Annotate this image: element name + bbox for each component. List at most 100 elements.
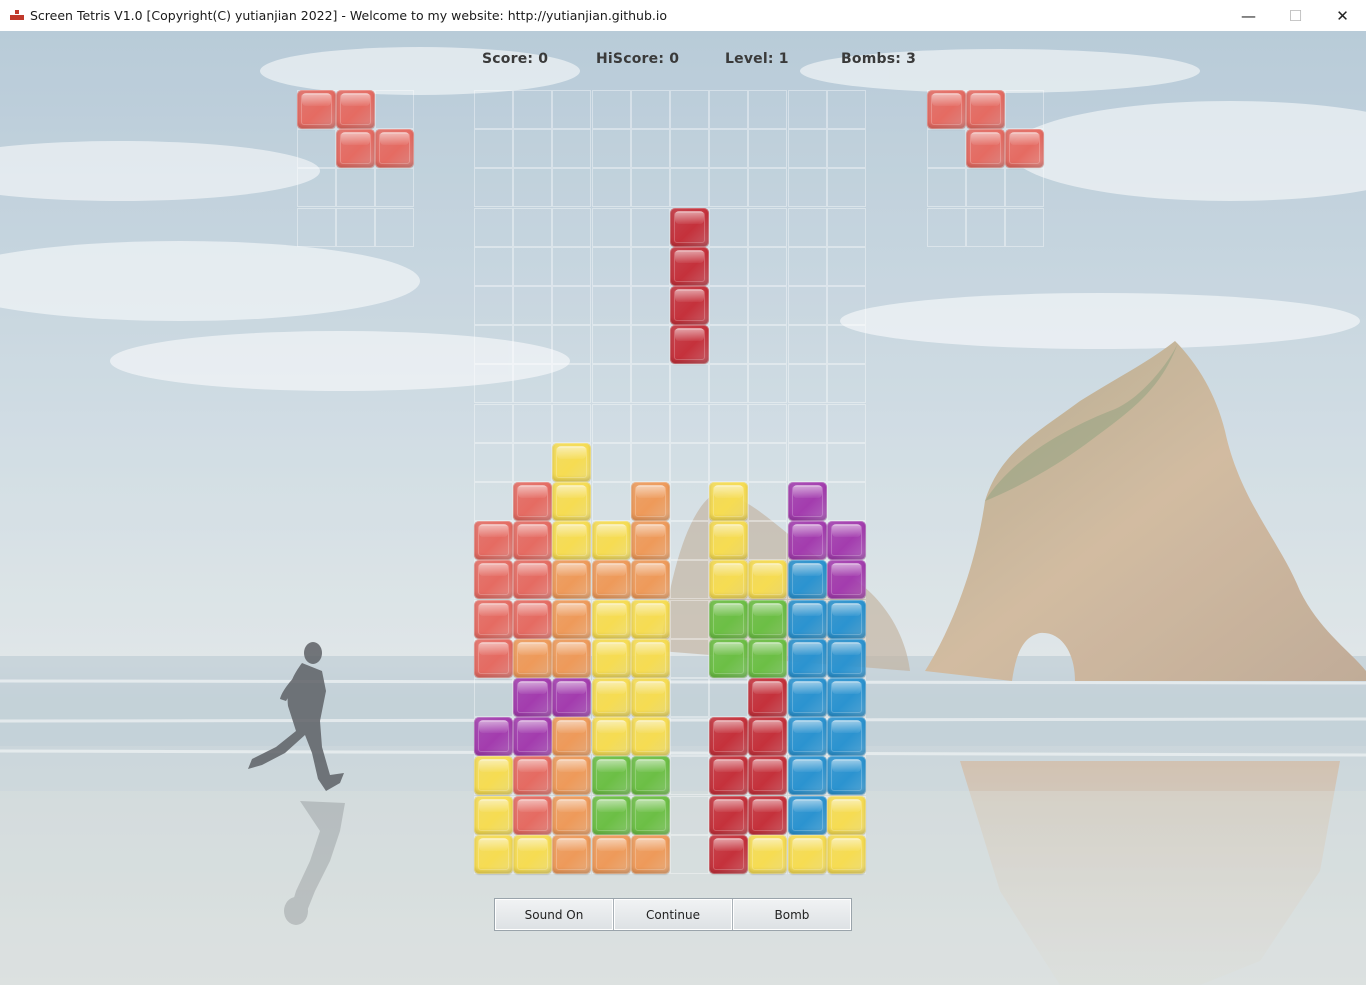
tetris-block	[592, 560, 631, 599]
tetris-block	[552, 756, 591, 795]
tetris-block	[748, 560, 787, 599]
grid-cell	[827, 168, 866, 207]
bomb-button[interactable]: Bomb	[732, 899, 851, 930]
grid-cell	[375, 90, 414, 129]
grid-cell	[552, 364, 591, 403]
grid-cell	[670, 129, 709, 168]
grid-cell	[474, 168, 513, 207]
grid-cell	[592, 286, 631, 325]
control-button-bar: Sound On Continue Bomb	[494, 898, 852, 931]
tetris-block	[513, 560, 552, 599]
grid-cell	[670, 717, 709, 756]
grid-cell	[709, 208, 748, 247]
tetris-block	[631, 482, 670, 521]
tetris-block	[670, 247, 709, 286]
grid-cell	[513, 90, 552, 129]
grid-cell	[670, 678, 709, 717]
grid-cell	[709, 364, 748, 403]
tetris-block	[709, 756, 748, 795]
grid-cell	[513, 286, 552, 325]
tetris-block	[631, 796, 670, 835]
grid-cell	[748, 364, 787, 403]
grid-cell	[670, 364, 709, 403]
grid-cell	[670, 560, 709, 599]
grid-cell	[966, 168, 1005, 207]
grid-cell	[748, 521, 787, 560]
tetris-block	[513, 482, 552, 521]
maximize-button[interactable]: ☐	[1272, 0, 1319, 31]
tetris-block	[748, 835, 787, 874]
grid-cell	[513, 364, 552, 403]
grid-cell	[631, 168, 670, 207]
grid-cell	[375, 208, 414, 247]
tetris-block	[827, 835, 866, 874]
tetris-block	[748, 639, 787, 678]
grid-cell	[592, 364, 631, 403]
tetris-block	[336, 90, 375, 129]
minimize-button[interactable]: —	[1225, 0, 1272, 31]
tetris-block	[827, 560, 866, 599]
tetris-block	[474, 600, 513, 639]
grid-cell	[631, 90, 670, 129]
tetris-block	[631, 639, 670, 678]
grid-cell	[474, 247, 513, 286]
grid-cell	[592, 325, 631, 364]
tetris-block	[552, 835, 591, 874]
tetris-block	[788, 756, 827, 795]
grid-cell	[827, 208, 866, 247]
grid-cell	[552, 168, 591, 207]
grid-cell	[788, 90, 827, 129]
tetris-block	[552, 482, 591, 521]
grid-cell	[670, 482, 709, 521]
grid-cell	[474, 443, 513, 482]
grid-cell	[709, 443, 748, 482]
tetris-block	[827, 717, 866, 756]
grid-cell	[827, 404, 866, 443]
grid-cell	[670, 600, 709, 639]
grid-cell	[513, 325, 552, 364]
tetris-block	[788, 717, 827, 756]
tetris-block	[513, 756, 552, 795]
grid-cell	[670, 404, 709, 443]
tetris-block	[474, 521, 513, 560]
grid-cell	[748, 129, 787, 168]
grid-cell	[592, 168, 631, 207]
tetris-block	[552, 717, 591, 756]
next-piece-preview-left	[297, 90, 415, 247]
grid-cell	[552, 90, 591, 129]
grid-cell	[788, 364, 827, 403]
grid-cell	[592, 208, 631, 247]
tetris-block	[927, 90, 966, 129]
tetris-block	[827, 756, 866, 795]
grid-cell	[670, 835, 709, 874]
tetris-block	[592, 796, 631, 835]
sound-toggle-button[interactable]: Sound On	[495, 899, 613, 930]
grid-cell	[631, 208, 670, 247]
tetris-block	[474, 796, 513, 835]
grid-cell	[552, 129, 591, 168]
tetris-block	[709, 639, 748, 678]
grid-cell	[748, 325, 787, 364]
window-title: Screen Tetris V1.0 [Copyright(C) yutianj…	[30, 8, 667, 23]
tetris-block	[513, 796, 552, 835]
grid-cell	[670, 168, 709, 207]
tetris-block	[670, 208, 709, 247]
tetris-block	[827, 521, 866, 560]
tetris-block	[631, 600, 670, 639]
grid-cell	[552, 208, 591, 247]
tetris-block	[788, 560, 827, 599]
continue-button[interactable]: Continue	[613, 899, 732, 930]
tetris-block	[709, 717, 748, 756]
grid-cell	[1005, 168, 1044, 207]
grid-cell	[474, 286, 513, 325]
close-button[interactable]: ✕	[1319, 0, 1366, 31]
grid-cell	[592, 129, 631, 168]
grid-cell	[592, 443, 631, 482]
tetris-block	[670, 286, 709, 325]
tetris-block	[592, 717, 631, 756]
tetris-block	[748, 678, 787, 717]
grid-cell	[1005, 90, 1044, 129]
grid-cell	[513, 404, 552, 443]
grid-cell	[631, 443, 670, 482]
tetris-block	[552, 443, 591, 482]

SHORT EXERCISE: Copy the material above word for word, leaving out the picture.

WRITTEN ANSWER:
Annotate this image: element name + bbox for each component. List at most 100 elements.
tetris-block	[592, 560, 631, 599]
tetris-block	[552, 756, 591, 795]
tetris-block	[748, 560, 787, 599]
grid-cell	[827, 168, 866, 207]
bomb-button[interactable]: Bomb	[732, 899, 851, 930]
grid-cell	[375, 90, 414, 129]
grid-cell	[552, 364, 591, 403]
grid-cell	[670, 129, 709, 168]
grid-cell	[474, 168, 513, 207]
grid-cell	[592, 286, 631, 325]
control-button-bar: Sound On Continue Bomb	[494, 898, 852, 931]
tetris-block	[513, 560, 552, 599]
grid-cell	[670, 717, 709, 756]
grid-cell	[709, 208, 748, 247]
tetris-block	[631, 482, 670, 521]
tetris-block	[670, 247, 709, 286]
grid-cell	[513, 90, 552, 129]
grid-cell	[670, 678, 709, 717]
grid-cell	[709, 364, 748, 403]
tetris-block	[709, 756, 748, 795]
grid-cell	[513, 286, 552, 325]
tetris-block	[631, 796, 670, 835]
grid-cell	[748, 364, 787, 403]
grid-cell	[670, 364, 709, 403]
grid-cell	[670, 560, 709, 599]
grid-cell	[966, 168, 1005, 207]
grid-cell	[748, 521, 787, 560]
tetris-block	[513, 482, 552, 521]
maximize-button[interactable]: ☐	[1272, 0, 1319, 31]
tetris-block	[748, 835, 787, 874]
grid-cell	[513, 364, 552, 403]
grid-cell	[631, 168, 670, 207]
grid-cell	[375, 208, 414, 247]
tetris-block	[827, 835, 866, 874]
tetris-block	[748, 639, 787, 678]
grid-cell	[592, 364, 631, 403]
tetris-block	[336, 90, 375, 129]
minimize-button[interactable]: —	[1225, 0, 1272, 31]
tetris-block	[827, 560, 866, 599]
tetris-block	[474, 600, 513, 639]
grid-cell	[631, 90, 670, 129]
tetris-block	[631, 639, 670, 678]
grid-cell	[474, 247, 513, 286]
grid-cell	[592, 325, 631, 364]
tetris-block	[552, 835, 591, 874]
tetris-block	[788, 756, 827, 795]
grid-cell	[827, 208, 866, 247]
grid-cell	[552, 168, 591, 207]
grid-cell	[788, 90, 827, 129]
tetris-block	[552, 482, 591, 521]
grid-cell	[670, 482, 709, 521]
grid-cell	[474, 443, 513, 482]
grid-cell	[709, 443, 748, 482]
tetris-block	[827, 717, 866, 756]
grid-cell	[827, 404, 866, 443]
grid-cell	[670, 600, 709, 639]
grid-cell	[513, 325, 552, 364]
tetris-block	[788, 717, 827, 756]
tetris-block	[513, 756, 552, 795]
grid-cell	[670, 404, 709, 443]
tetris-block	[474, 521, 513, 560]
grid-cell	[748, 129, 787, 168]
grid-cell	[592, 168, 631, 207]
tetris-block	[552, 717, 591, 756]
next-piece-preview-left	[297, 90, 415, 247]
grid-cell	[552, 90, 591, 129]
grid-cell	[788, 364, 827, 403]
grid-cell	[592, 208, 631, 247]
tetris-block	[927, 90, 966, 129]
tetris-block	[827, 756, 866, 795]
grid-cell	[670, 835, 709, 874]
tetris-block	[592, 796, 631, 835]
sound-toggle-button[interactable]: Sound On	[495, 899, 613, 930]
grid-cell	[631, 208, 670, 247]
tetris-block	[474, 796, 513, 835]
grid-cell	[552, 129, 591, 168]
tetris-block	[709, 639, 748, 678]
grid-cell	[748, 325, 787, 364]
window-title: Screen Tetris V1.0 [Copyright(C) yutianj…	[30, 8, 667, 23]
tetris-block	[513, 796, 552, 835]
grid-cell	[670, 168, 709, 207]
tetris-block	[670, 208, 709, 247]
tetris-block	[827, 521, 866, 560]
tetris-block	[631, 600, 670, 639]
grid-cell	[552, 208, 591, 247]
tetris-block	[788, 560, 827, 599]
continue-button[interactable]: Continue	[613, 899, 732, 930]
tetris-block	[709, 717, 748, 756]
grid-cell	[1005, 168, 1044, 207]
grid-cell	[474, 286, 513, 325]
close-button[interactable]: ✕	[1319, 0, 1366, 31]
grid-cell	[592, 129, 631, 168]
grid-cell	[592, 443, 631, 482]
tetris-block	[670, 286, 709, 325]
tetris-block	[592, 717, 631, 756]
tetris-block	[748, 678, 787, 717]
grid-cell	[1005, 90, 1044, 129]
grid-cell	[513, 404, 552, 443]
grid-cell	[631, 443, 670, 482]
tetris-block	[552, 443, 591, 482]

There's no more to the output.